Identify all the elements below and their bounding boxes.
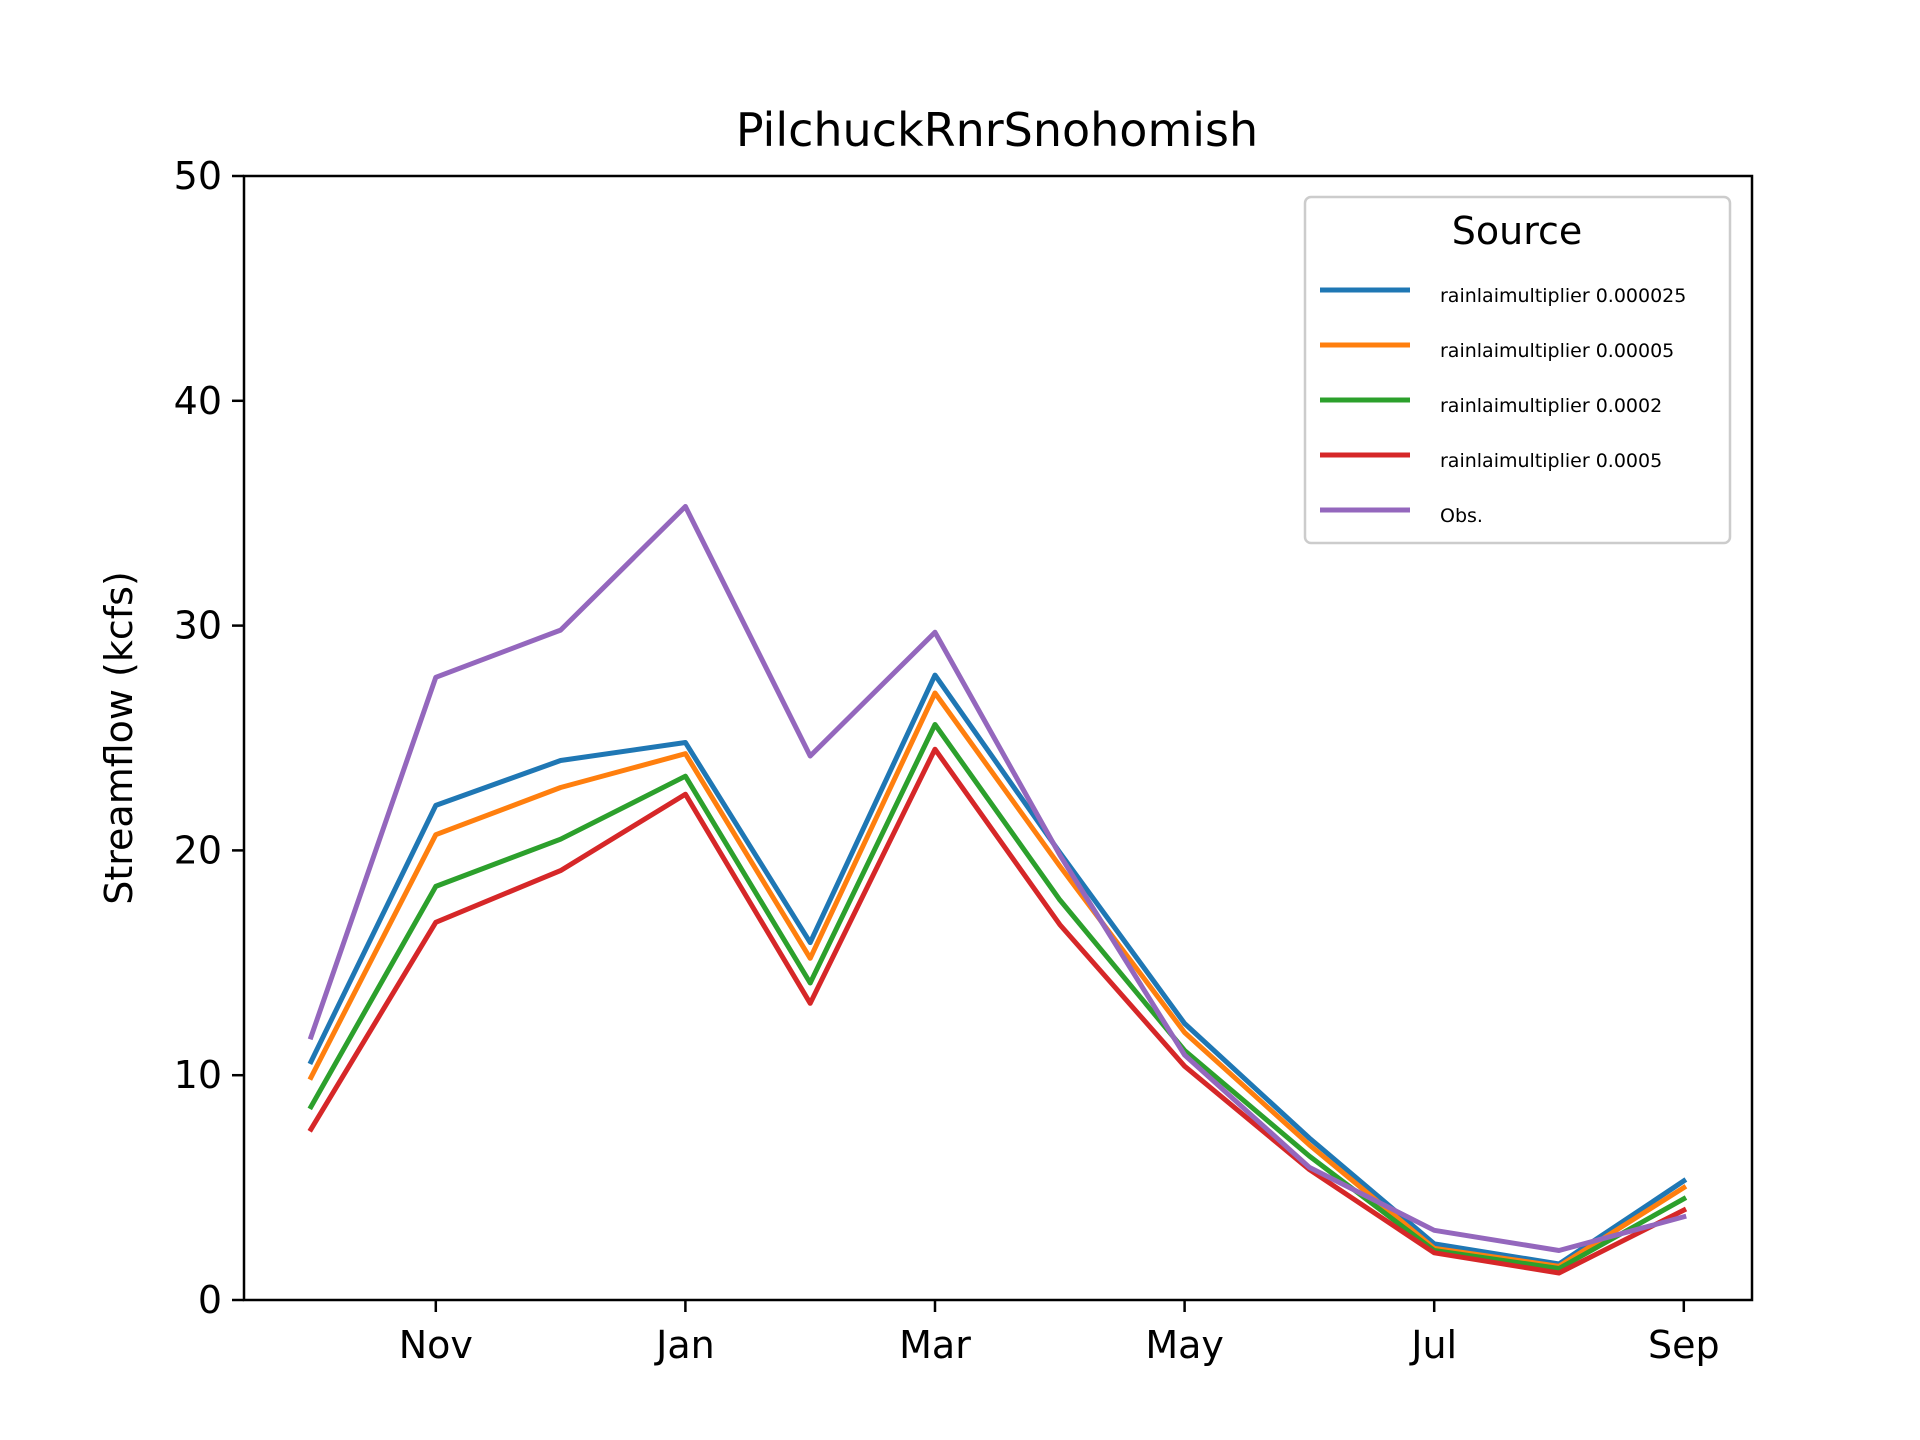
x-tick-label: Jul — [1409, 1323, 1457, 1367]
legend-label: rainlaimultiplier 0.00005 — [1440, 340, 1674, 362]
series-line — [307, 672, 1688, 1267]
y-tick-label: 30 — [174, 604, 222, 648]
y-tick-label: 50 — [174, 154, 222, 198]
y-tick-label: 0 — [198, 1278, 222, 1322]
legend: Source rainlaimultiplier 0.000025rainlai… — [1303, 195, 1732, 545]
x-tick-label: Sep — [1648, 1323, 1720, 1367]
x-tick-label: Mar — [899, 1323, 971, 1367]
series-line — [307, 690, 1688, 1269]
x-axis-ticks: Nov Jan Mar May Jul Sep — [399, 1300, 1720, 1367]
series-line — [307, 504, 1687, 1253]
legend-label: rainlaimultiplier 0.0005 — [1440, 450, 1662, 472]
x-tick-label: Jan — [654, 1323, 715, 1367]
x-tick-label: May — [1145, 1323, 1224, 1367]
x-tick-label: Nov — [399, 1323, 473, 1367]
legend-box — [1303, 195, 1732, 545]
y-tick-label: 10 — [174, 1053, 222, 1097]
legend-label: rainlaimultiplier 0.000025 — [1440, 285, 1686, 307]
y-tick-label: 20 — [174, 828, 222, 872]
legend-label: rainlaimultiplier 0.0002 — [1440, 395, 1662, 417]
series-line — [307, 722, 1688, 1271]
legend-items: rainlaimultiplier 0.000025 rainlaimultipl… — [1320, 285, 1686, 527]
y-axis-title: Streamflow (kcfs) — [97, 571, 141, 905]
series-lines — [307, 504, 1688, 1276]
plot-frame — [242, 174, 1754, 1302]
y-axis-ticks: 0 10 20 30 40 50 — [174, 154, 244, 1322]
chart-title: PilchuckRnrSnohomish — [736, 103, 1258, 157]
y-tick-label: 40 — [174, 379, 222, 423]
series-line — [307, 746, 1688, 1276]
legend-title: Source — [1452, 209, 1583, 253]
legend-label: Obs. — [1440, 505, 1483, 527]
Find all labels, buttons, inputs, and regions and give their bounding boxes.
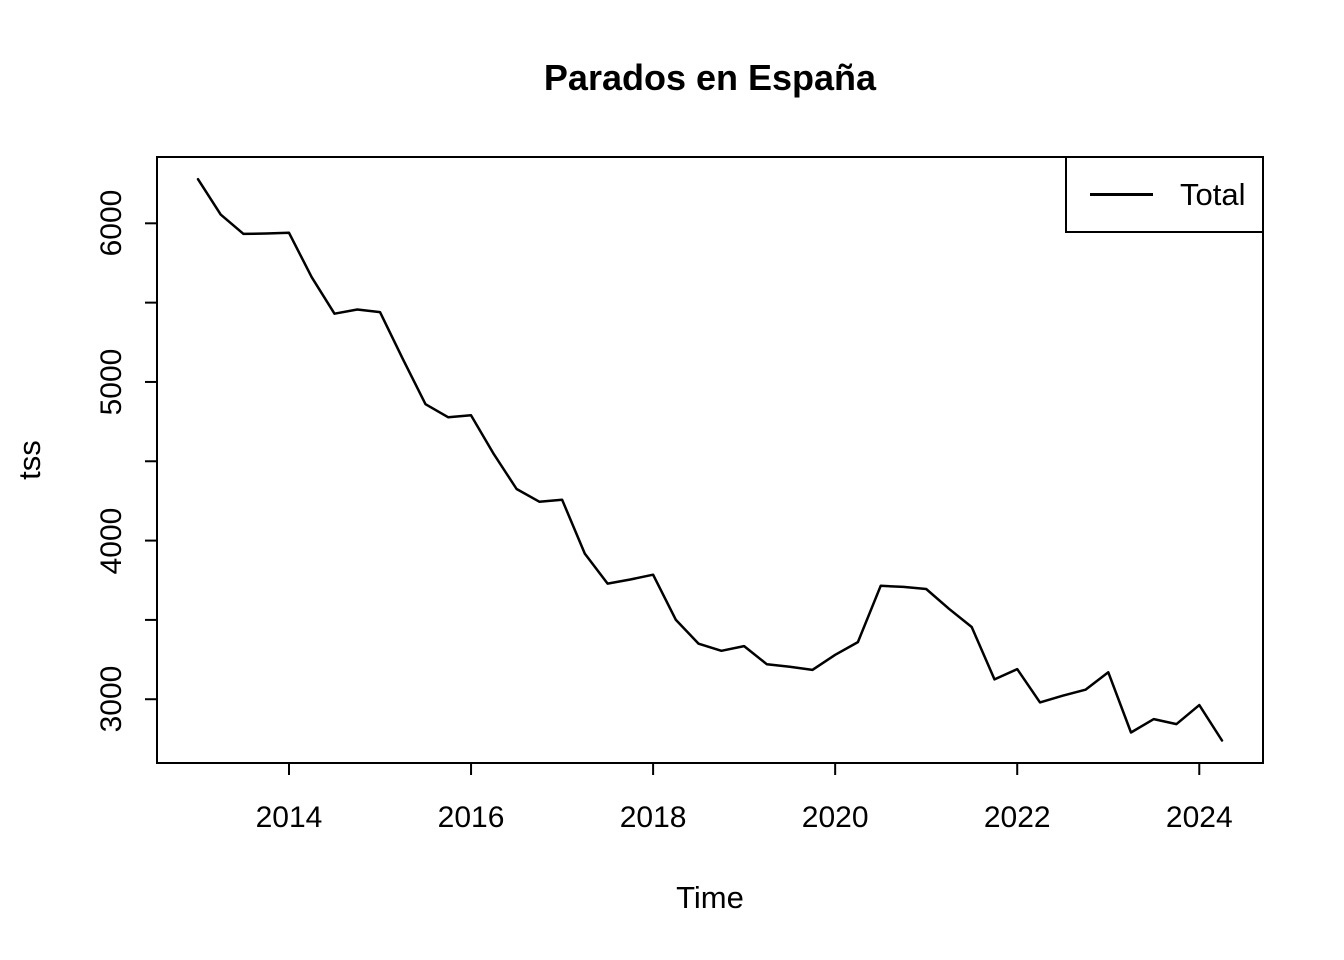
x-tick-label: 2016: [437, 801, 505, 834]
x-tick-label: 2014: [255, 801, 323, 834]
legend: Total: [1065, 156, 1264, 233]
chart-title: Parados en España: [543, 57, 877, 98]
x-tick-label: 2024: [1165, 801, 1233, 834]
x-tick-label: 2022: [983, 801, 1051, 834]
y-tick-label: 4000: [95, 507, 128, 574]
y-tick-label: 5000: [95, 348, 128, 416]
x-tick-label: 2020: [801, 801, 869, 834]
plot-border: [156, 156, 1264, 764]
x-axis-title: Time: [676, 880, 744, 915]
y-axis-title: tss: [12, 440, 47, 480]
series-line-total: [196, 177, 1224, 742]
x-tick-label: 2018: [619, 801, 687, 834]
legend-line-sample: [1090, 193, 1153, 196]
y-tick-label: 3000: [95, 665, 128, 733]
y-tick-label: 6000: [95, 189, 128, 257]
legend-series-label: Total: [1180, 176, 1246, 212]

—————

## Request
List every line above that contains the string "chart".

## Exercise answer
chart-title: PilchuckRnrSnohomish — [736, 103, 1258, 157]
chart-title: Parados en España: [543, 57, 877, 98]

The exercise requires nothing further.